**Set task:** Write out all of the entries that follow, word for word, but skip the pictures.

**Data for processing:**
════════
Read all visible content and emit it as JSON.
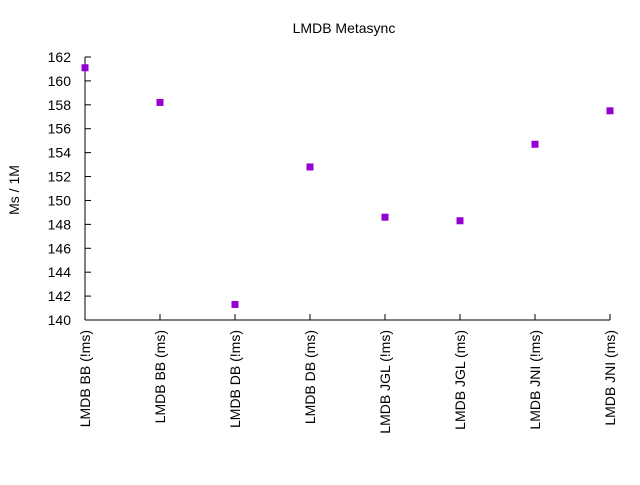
{
  "chart_data": {
    "type": "scatter",
    "title": "LMDB Metasync",
    "xlabel": "",
    "ylabel": "Ms / 1M",
    "categories": [
      "LMDB BB (!ms)",
      "LMDB BB (ms)",
      "LMDB DB (!ms)",
      "LMDB DB (ms)",
      "LMDB JGL (!ms)",
      "LMDB JGL (ms)",
      "LMDB JNI (!ms)",
      "LMDB JNI (ms)"
    ],
    "values": [
      161.1,
      158.2,
      141.3,
      152.8,
      148.6,
      148.3,
      154.7,
      157.5
    ],
    "ylim": [
      140,
      162
    ],
    "yticks": [
      140,
      142,
      144,
      146,
      148,
      150,
      152,
      154,
      156,
      158,
      160,
      162
    ],
    "grid": false,
    "legend": "none",
    "point_color": "#9400d3"
  }
}
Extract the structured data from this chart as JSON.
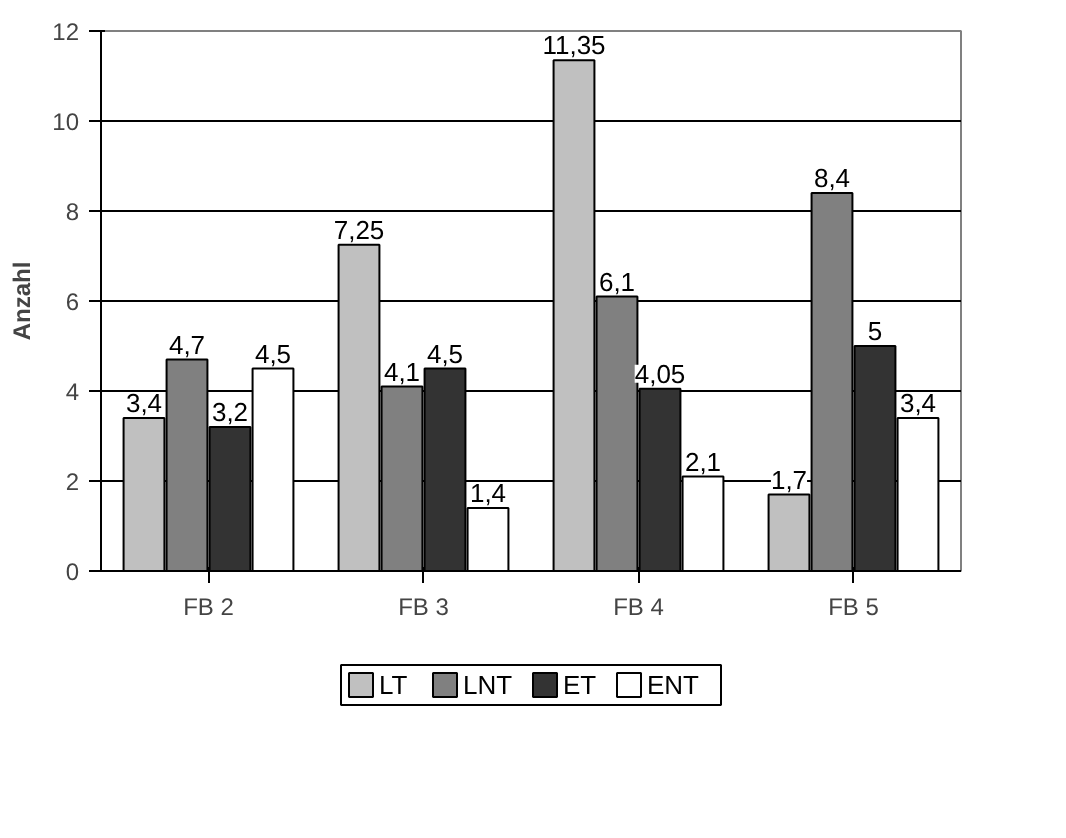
{
  "chart_data": {
    "type": "bar",
    "ylabel": "Anzahl",
    "categories": [
      "FB 2",
      "FB 3",
      "FB 4",
      "FB 5"
    ],
    "series": [
      {
        "name": "LT",
        "color": "#c0c0c0",
        "values": [
          3.4,
          7.25,
          11.35,
          1.7
        ],
        "value_labels": [
          "3,4",
          "7,25",
          "11,35",
          "1,7"
        ]
      },
      {
        "name": "LNT",
        "color": "#808080",
        "values": [
          4.7,
          4.1,
          6.1,
          8.4
        ],
        "value_labels": [
          "4,7",
          "4,1",
          "6,1",
          "8,4"
        ]
      },
      {
        "name": "ET",
        "color": "#333333",
        "values": [
          3.2,
          4.5,
          4.05,
          5
        ],
        "value_labels": [
          "3,2",
          "4,5",
          "4,05",
          "5"
        ]
      },
      {
        "name": "ENT",
        "color": "#ffffff",
        "values": [
          4.5,
          1.4,
          2.1,
          3.4
        ],
        "value_labels": [
          "4,5",
          "1,4",
          "2,1",
          "3,4"
        ]
      }
    ],
    "ylim": [
      0,
      12
    ],
    "yticks": [
      0,
      2,
      4,
      6,
      8,
      10,
      12
    ],
    "grid": "y",
    "legend": "bottom"
  }
}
════════
**The solution:**
Read all visible content and emit it as JSON.
{
  "chart_data": {
    "type": "scatter",
    "title": "LMDB Metasync",
    "xlabel": "",
    "ylabel": "Ms / 1M",
    "categories": [
      "LMDB BB (!ms)",
      "LMDB BB (ms)",
      "LMDB DB (!ms)",
      "LMDB DB (ms)",
      "LMDB JGL (!ms)",
      "LMDB JGL (ms)",
      "LMDB JNI (!ms)",
      "LMDB JNI (ms)"
    ],
    "values": [
      161.1,
      158.2,
      141.3,
      152.8,
      148.6,
      148.3,
      154.7,
      157.5
    ],
    "ylim": [
      140,
      162
    ],
    "yticks": [
      140,
      142,
      144,
      146,
      148,
      150,
      152,
      154,
      156,
      158,
      160,
      162
    ],
    "grid": false,
    "legend": "none",
    "point_color": "#9400d3"
  }
}
Extract the structured data from this chart as JSON.
{
  "chart_data": {
    "type": "bar",
    "ylabel": "Anzahl",
    "categories": [
      "FB 2",
      "FB 3",
      "FB 4",
      "FB 5"
    ],
    "series": [
      {
        "name": "LT",
        "color": "#c0c0c0",
        "values": [
          3.4,
          7.25,
          11.35,
          1.7
        ],
        "value_labels": [
          "3,4",
          "7,25",
          "11,35",
          "1,7"
        ]
      },
      {
        "name": "LNT",
        "color": "#808080",
        "values": [
          4.7,
          4.1,
          6.1,
          8.4
        ],
        "value_labels": [
          "4,7",
          "4,1",
          "6,1",
          "8,4"
        ]
      },
      {
        "name": "ET",
        "color": "#333333",
        "values": [
          3.2,
          4.5,
          4.05,
          5
        ],
        "value_labels": [
          "3,2",
          "4,5",
          "4,05",
          "5"
        ]
      },
      {
        "name": "ENT",
        "color": "#ffffff",
        "values": [
          4.5,
          1.4,
          2.1,
          3.4
        ],
        "value_labels": [
          "4,5",
          "1,4",
          "2,1",
          "3,4"
        ]
      }
    ],
    "ylim": [
      0,
      12
    ],
    "yticks": [
      0,
      2,
      4,
      6,
      8,
      10,
      12
    ],
    "grid": "y",
    "legend": "bottom"
  }
}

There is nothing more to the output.